> Aim: Output each entry below as it stands, leaving out every picture.

***** Records supplied *****

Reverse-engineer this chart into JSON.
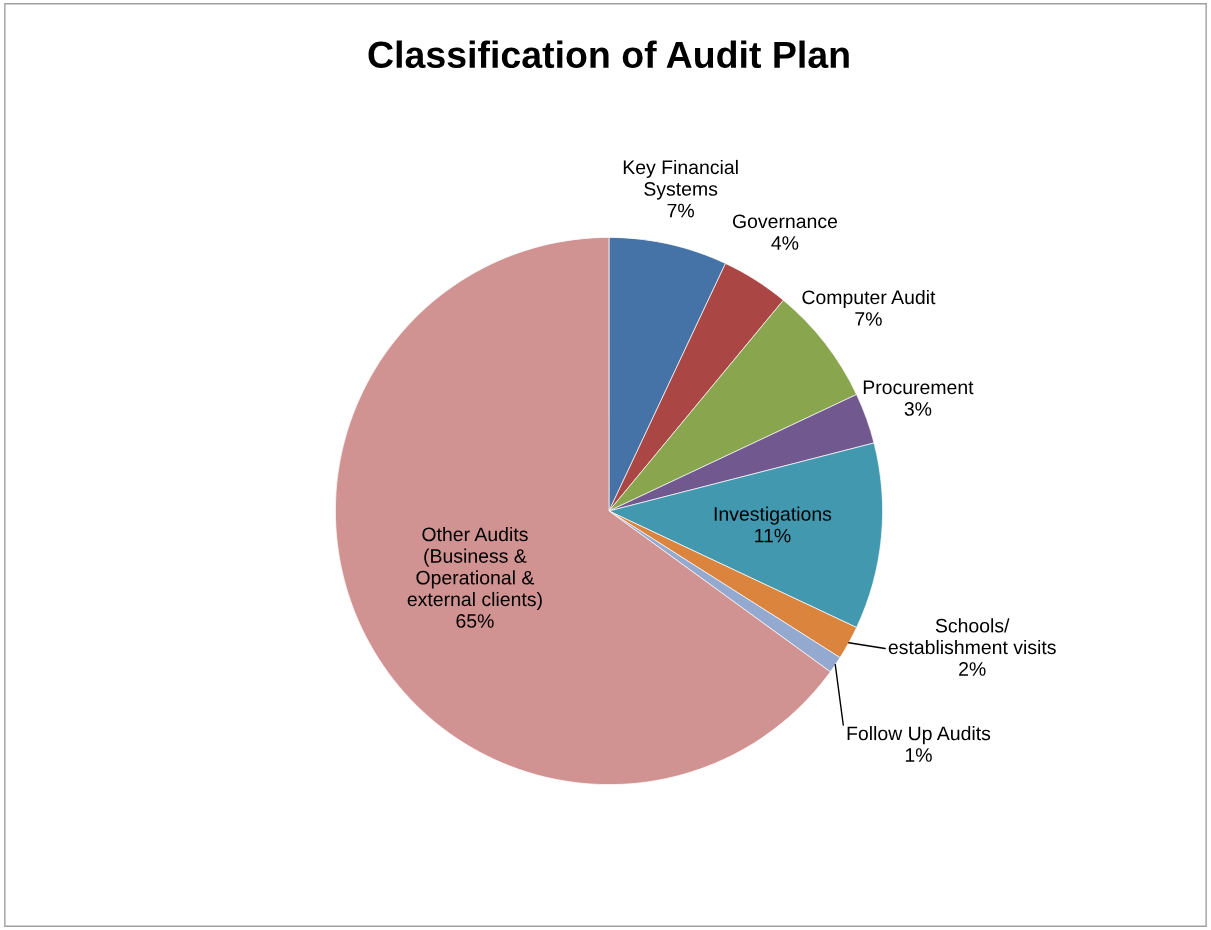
{
  "chart_data": {
    "type": "pie",
    "title": "Classification of Audit Plan",
    "categories": [
      "Key Financial\nSystems",
      "Governance",
      "Computer Audit",
      "Procurement",
      "Investigations",
      "Schools/\nestablishment visits",
      "Follow Up Audits",
      "Other Audits\n(Business &\nOperational &\nexternal clients)"
    ],
    "values": [
      7,
      4,
      7,
      3,
      11,
      2,
      1,
      65
    ],
    "colors": [
      "#4572a7",
      "#aa4643",
      "#89a54e",
      "#71588f",
      "#4198af",
      "#db843d",
      "#93a9cf",
      "#d19392"
    ],
    "value_labels": [
      "7%",
      "4%",
      "7%",
      "3%",
      "11%",
      "2%",
      "1%",
      "65%"
    ],
    "legend": false
  }
}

*****

> Task solution:
Reverse-engineer this chart into JSON.
{
  "chart_data": {
    "type": "pie",
    "title": "Classification of Audit Plan",
    "categories": [
      "Key Financial\nSystems",
      "Governance",
      "Computer Audit",
      "Procurement",
      "Investigations",
      "Schools/\nestablishment visits",
      "Follow Up Audits",
      "Other Audits\n(Business &\nOperational &\nexternal clients)"
    ],
    "values": [
      7,
      4,
      7,
      3,
      11,
      2,
      1,
      65
    ],
    "colors": [
      "#4572a7",
      "#aa4643",
      "#89a54e",
      "#71588f",
      "#4198af",
      "#db843d",
      "#93a9cf",
      "#d19392"
    ],
    "value_labels": [
      "7%",
      "4%",
      "7%",
      "3%",
      "11%",
      "2%",
      "1%",
      "65%"
    ],
    "legend": false
  }
}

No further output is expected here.